**What to do:**
Take the material below and retype it in full; pictures are left out.
========================
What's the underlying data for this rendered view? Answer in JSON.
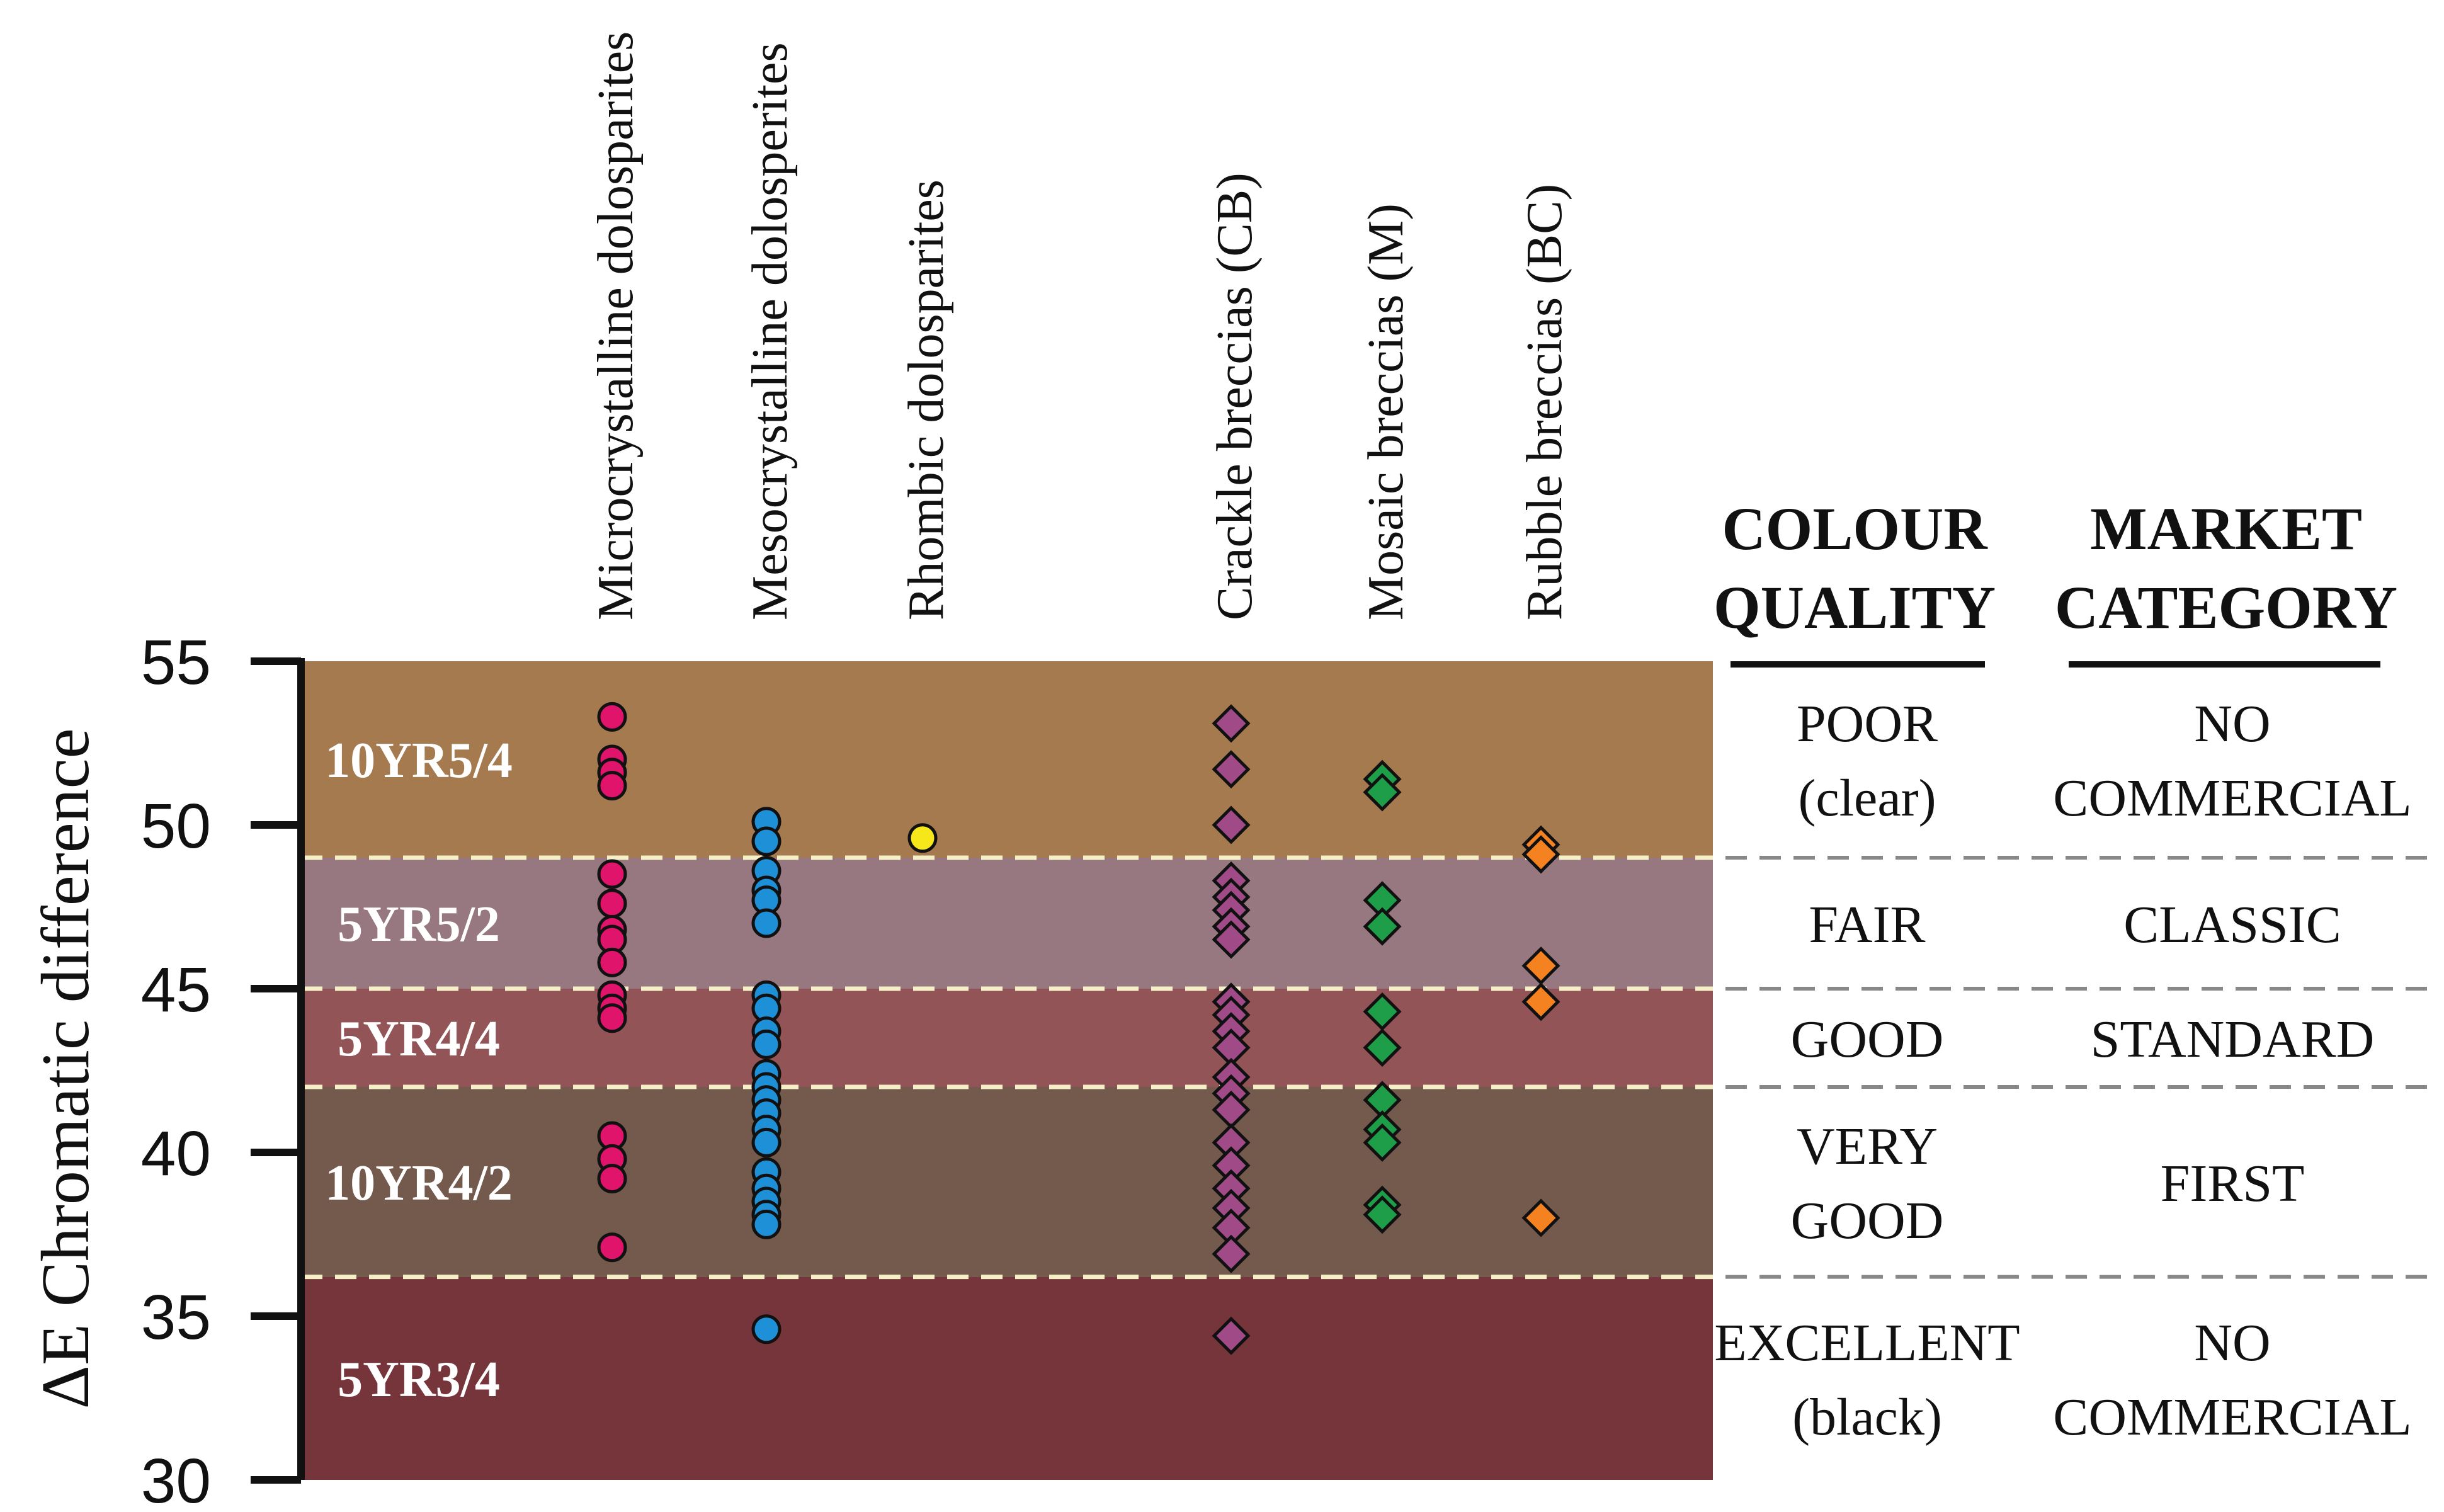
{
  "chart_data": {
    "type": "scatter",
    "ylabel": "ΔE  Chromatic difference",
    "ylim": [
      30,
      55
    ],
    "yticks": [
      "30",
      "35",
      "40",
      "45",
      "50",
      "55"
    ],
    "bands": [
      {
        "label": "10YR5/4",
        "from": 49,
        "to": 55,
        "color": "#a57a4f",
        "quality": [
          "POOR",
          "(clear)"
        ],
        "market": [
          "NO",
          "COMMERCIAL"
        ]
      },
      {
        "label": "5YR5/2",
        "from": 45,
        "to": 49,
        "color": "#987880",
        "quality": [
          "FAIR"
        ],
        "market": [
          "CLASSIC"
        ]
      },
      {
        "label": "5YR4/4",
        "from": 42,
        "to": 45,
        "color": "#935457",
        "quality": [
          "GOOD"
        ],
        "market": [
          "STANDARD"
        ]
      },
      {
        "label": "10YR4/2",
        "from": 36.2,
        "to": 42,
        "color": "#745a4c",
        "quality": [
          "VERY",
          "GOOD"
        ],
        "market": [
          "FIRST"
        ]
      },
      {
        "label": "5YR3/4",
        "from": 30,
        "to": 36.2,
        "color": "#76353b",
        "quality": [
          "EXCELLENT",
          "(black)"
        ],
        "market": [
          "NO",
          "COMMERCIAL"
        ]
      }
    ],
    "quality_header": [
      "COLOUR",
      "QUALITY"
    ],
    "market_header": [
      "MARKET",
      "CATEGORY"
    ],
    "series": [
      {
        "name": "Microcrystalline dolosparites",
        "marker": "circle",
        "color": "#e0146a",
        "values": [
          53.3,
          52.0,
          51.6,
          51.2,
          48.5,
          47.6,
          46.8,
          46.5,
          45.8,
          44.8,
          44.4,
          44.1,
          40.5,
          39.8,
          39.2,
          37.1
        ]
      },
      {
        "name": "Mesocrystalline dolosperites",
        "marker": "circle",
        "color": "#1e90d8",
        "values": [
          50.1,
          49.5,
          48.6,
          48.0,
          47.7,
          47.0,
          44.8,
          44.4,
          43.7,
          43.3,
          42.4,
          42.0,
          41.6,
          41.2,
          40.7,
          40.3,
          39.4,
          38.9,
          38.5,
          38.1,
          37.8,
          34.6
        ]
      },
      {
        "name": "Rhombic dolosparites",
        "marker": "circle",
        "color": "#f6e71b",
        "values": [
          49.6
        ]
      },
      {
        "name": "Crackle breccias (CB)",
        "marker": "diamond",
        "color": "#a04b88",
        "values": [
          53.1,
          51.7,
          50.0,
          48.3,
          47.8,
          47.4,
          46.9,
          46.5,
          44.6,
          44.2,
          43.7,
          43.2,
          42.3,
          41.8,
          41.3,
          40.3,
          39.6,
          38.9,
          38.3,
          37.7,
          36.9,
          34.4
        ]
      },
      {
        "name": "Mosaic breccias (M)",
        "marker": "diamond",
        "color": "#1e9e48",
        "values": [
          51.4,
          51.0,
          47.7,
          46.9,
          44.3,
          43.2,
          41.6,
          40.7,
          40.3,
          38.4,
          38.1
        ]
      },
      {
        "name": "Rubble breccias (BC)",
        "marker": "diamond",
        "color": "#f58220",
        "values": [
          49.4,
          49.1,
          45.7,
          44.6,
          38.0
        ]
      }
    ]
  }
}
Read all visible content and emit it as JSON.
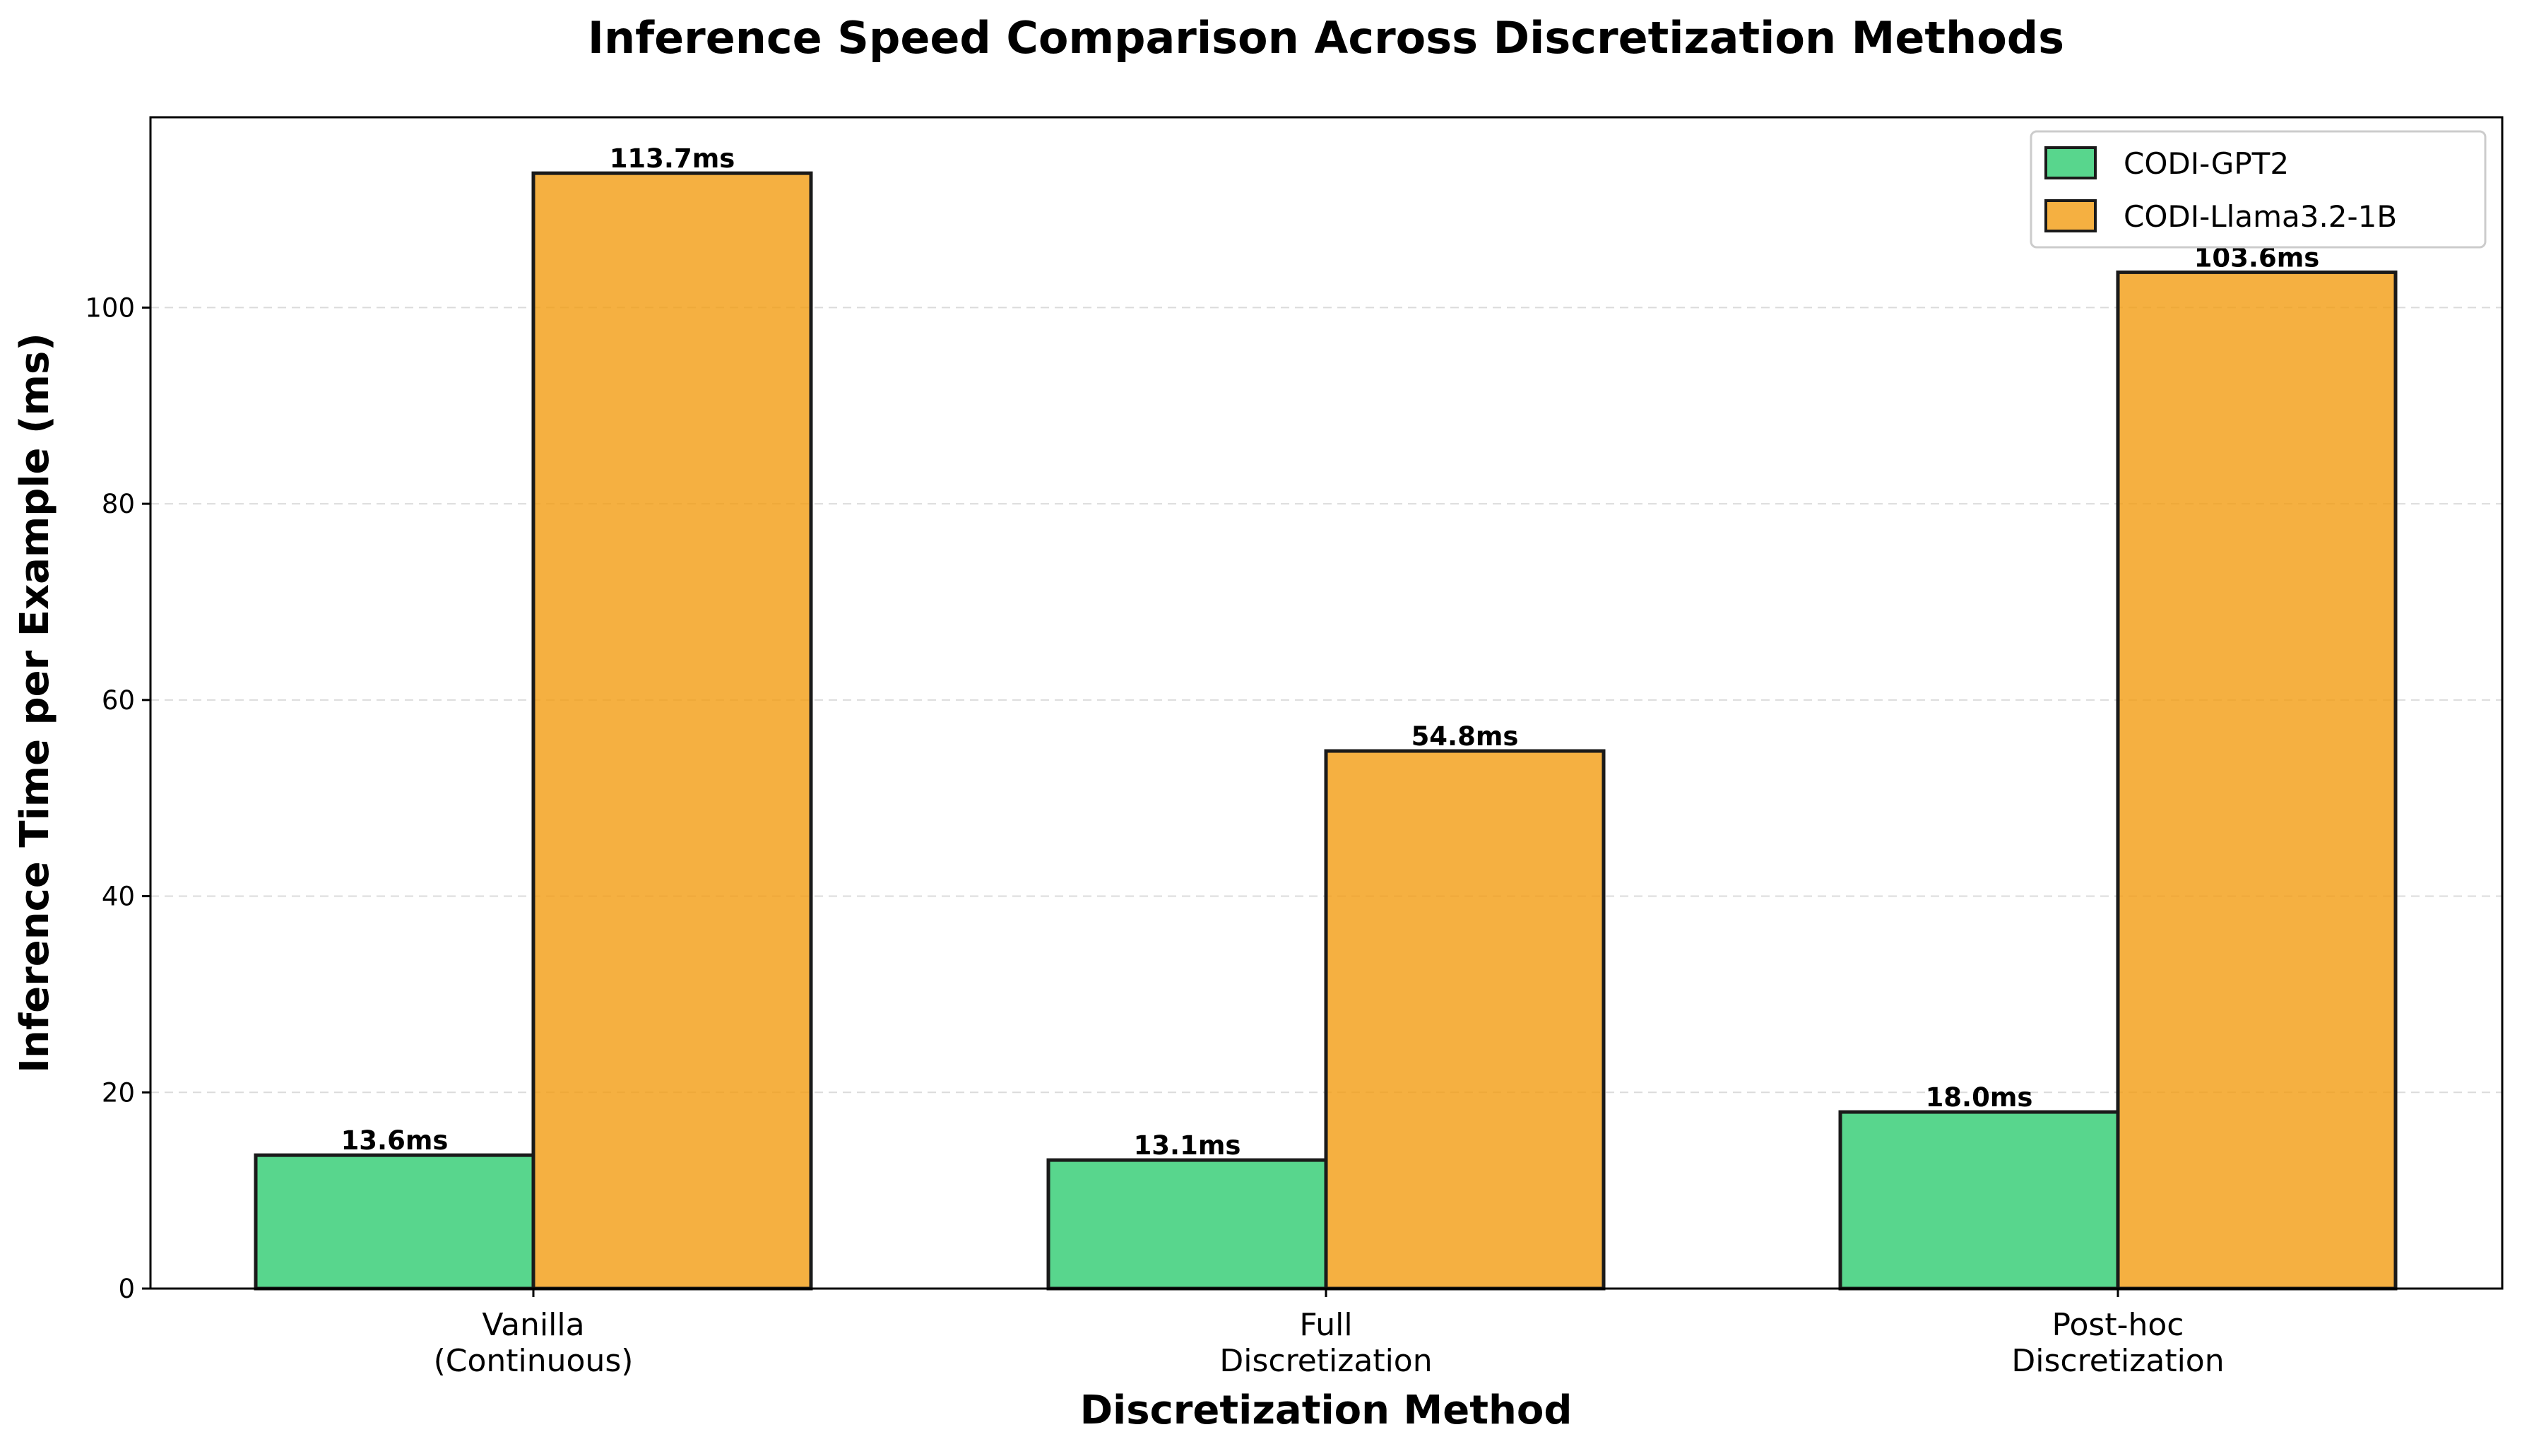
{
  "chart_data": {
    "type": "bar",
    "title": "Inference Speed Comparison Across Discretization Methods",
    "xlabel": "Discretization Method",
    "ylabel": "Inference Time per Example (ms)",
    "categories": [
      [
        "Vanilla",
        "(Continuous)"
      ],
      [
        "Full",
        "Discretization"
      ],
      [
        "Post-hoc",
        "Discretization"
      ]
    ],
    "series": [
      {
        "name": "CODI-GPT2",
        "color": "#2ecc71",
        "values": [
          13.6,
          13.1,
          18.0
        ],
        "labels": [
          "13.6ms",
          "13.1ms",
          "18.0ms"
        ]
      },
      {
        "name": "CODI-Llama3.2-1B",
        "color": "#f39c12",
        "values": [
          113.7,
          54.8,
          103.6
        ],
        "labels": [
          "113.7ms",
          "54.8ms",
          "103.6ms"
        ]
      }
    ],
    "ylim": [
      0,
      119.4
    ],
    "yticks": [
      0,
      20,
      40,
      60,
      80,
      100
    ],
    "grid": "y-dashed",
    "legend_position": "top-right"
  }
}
========================
**The result:**
What's the underlying data for this rendered view? Answer in JSON.
{
  "chart_data": {
    "type": "scatter",
    "ylabel": "ΔE  Chromatic difference",
    "ylim": [
      30,
      55
    ],
    "yticks": [
      "30",
      "35",
      "40",
      "45",
      "50",
      "55"
    ],
    "bands": [
      {
        "label": "10YR5/4",
        "from": 49,
        "to": 55,
        "color": "#a57a4f",
        "quality": [
          "POOR",
          "(clear)"
        ],
        "market": [
          "NO",
          "COMMERCIAL"
        ]
      },
      {
        "label": "5YR5/2",
        "from": 45,
        "to": 49,
        "color": "#987880",
        "quality": [
          "FAIR"
        ],
        "market": [
          "CLASSIC"
        ]
      },
      {
        "label": "5YR4/4",
        "from": 42,
        "to": 45,
        "color": "#935457",
        "quality": [
          "GOOD"
        ],
        "market": [
          "STANDARD"
        ]
      },
      {
        "label": "10YR4/2",
        "from": 36.2,
        "to": 42,
        "color": "#745a4c",
        "quality": [
          "VERY",
          "GOOD"
        ],
        "market": [
          "FIRST"
        ]
      },
      {
        "label": "5YR3/4",
        "from": 30,
        "to": 36.2,
        "color": "#76353b",
        "quality": [
          "EXCELLENT",
          "(black)"
        ],
        "market": [
          "NO",
          "COMMERCIAL"
        ]
      }
    ],
    "quality_header": [
      "COLOUR",
      "QUALITY"
    ],
    "market_header": [
      "MARKET",
      "CATEGORY"
    ],
    "series": [
      {
        "name": "Microcrystalline dolosparites",
        "marker": "circle",
        "color": "#e0146a",
        "values": [
          53.3,
          52.0,
          51.6,
          51.2,
          48.5,
          47.6,
          46.8,
          46.5,
          45.8,
          44.8,
          44.4,
          44.1,
          40.5,
          39.8,
          39.2,
          37.1
        ]
      },
      {
        "name": "Mesocrystalline dolosperites",
        "marker": "circle",
        "color": "#1e90d8",
        "values": [
          50.1,
          49.5,
          48.6,
          48.0,
          47.7,
          47.0,
          44.8,
          44.4,
          43.7,
          43.3,
          42.4,
          42.0,
          41.6,
          41.2,
          40.7,
          40.3,
          39.4,
          38.9,
          38.5,
          38.1,
          37.8,
          34.6
        ]
      },
      {
        "name": "Rhombic dolosparites",
        "marker": "circle",
        "color": "#f6e71b",
        "values": [
          49.6
        ]
      },
      {
        "name": "Crackle breccias (CB)",
        "marker": "diamond",
        "color": "#a04b88",
        "values": [
          53.1,
          51.7,
          50.0,
          48.3,
          47.8,
          47.4,
          46.9,
          46.5,
          44.6,
          44.2,
          43.7,
          43.2,
          42.3,
          41.8,
          41.3,
          40.3,
          39.6,
          38.9,
          38.3,
          37.7,
          36.9,
          34.4
        ]
      },
      {
        "name": "Mosaic breccias (M)",
        "marker": "diamond",
        "color": "#1e9e48",
        "values": [
          51.4,
          51.0,
          47.7,
          46.9,
          44.3,
          43.2,
          41.6,
          40.7,
          40.3,
          38.4,
          38.1
        ]
      },
      {
        "name": "Rubble breccias (BC)",
        "marker": "diamond",
        "color": "#f58220",
        "values": [
          49.4,
          49.1,
          45.7,
          44.6,
          38.0
        ]
      }
    ]
  }
}
Read all visible content and emit it as JSON.
{
  "chart_data": {
    "type": "bar",
    "title": "Inference Speed Comparison Across Discretization Methods",
    "xlabel": "Discretization Method",
    "ylabel": "Inference Time per Example (ms)",
    "categories": [
      [
        "Vanilla",
        "(Continuous)"
      ],
      [
        "Full",
        "Discretization"
      ],
      [
        "Post-hoc",
        "Discretization"
      ]
    ],
    "series": [
      {
        "name": "CODI-GPT2",
        "color": "#2ecc71",
        "values": [
          13.6,
          13.1,
          18.0
        ],
        "labels": [
          "13.6ms",
          "13.1ms",
          "18.0ms"
        ]
      },
      {
        "name": "CODI-Llama3.2-1B",
        "color": "#f39c12",
        "values": [
          113.7,
          54.8,
          103.6
        ],
        "labels": [
          "113.7ms",
          "54.8ms",
          "103.6ms"
        ]
      }
    ],
    "ylim": [
      0,
      119.4
    ],
    "yticks": [
      0,
      20,
      40,
      60,
      80,
      100
    ],
    "grid": "y-dashed",
    "legend_position": "top-right"
  }
}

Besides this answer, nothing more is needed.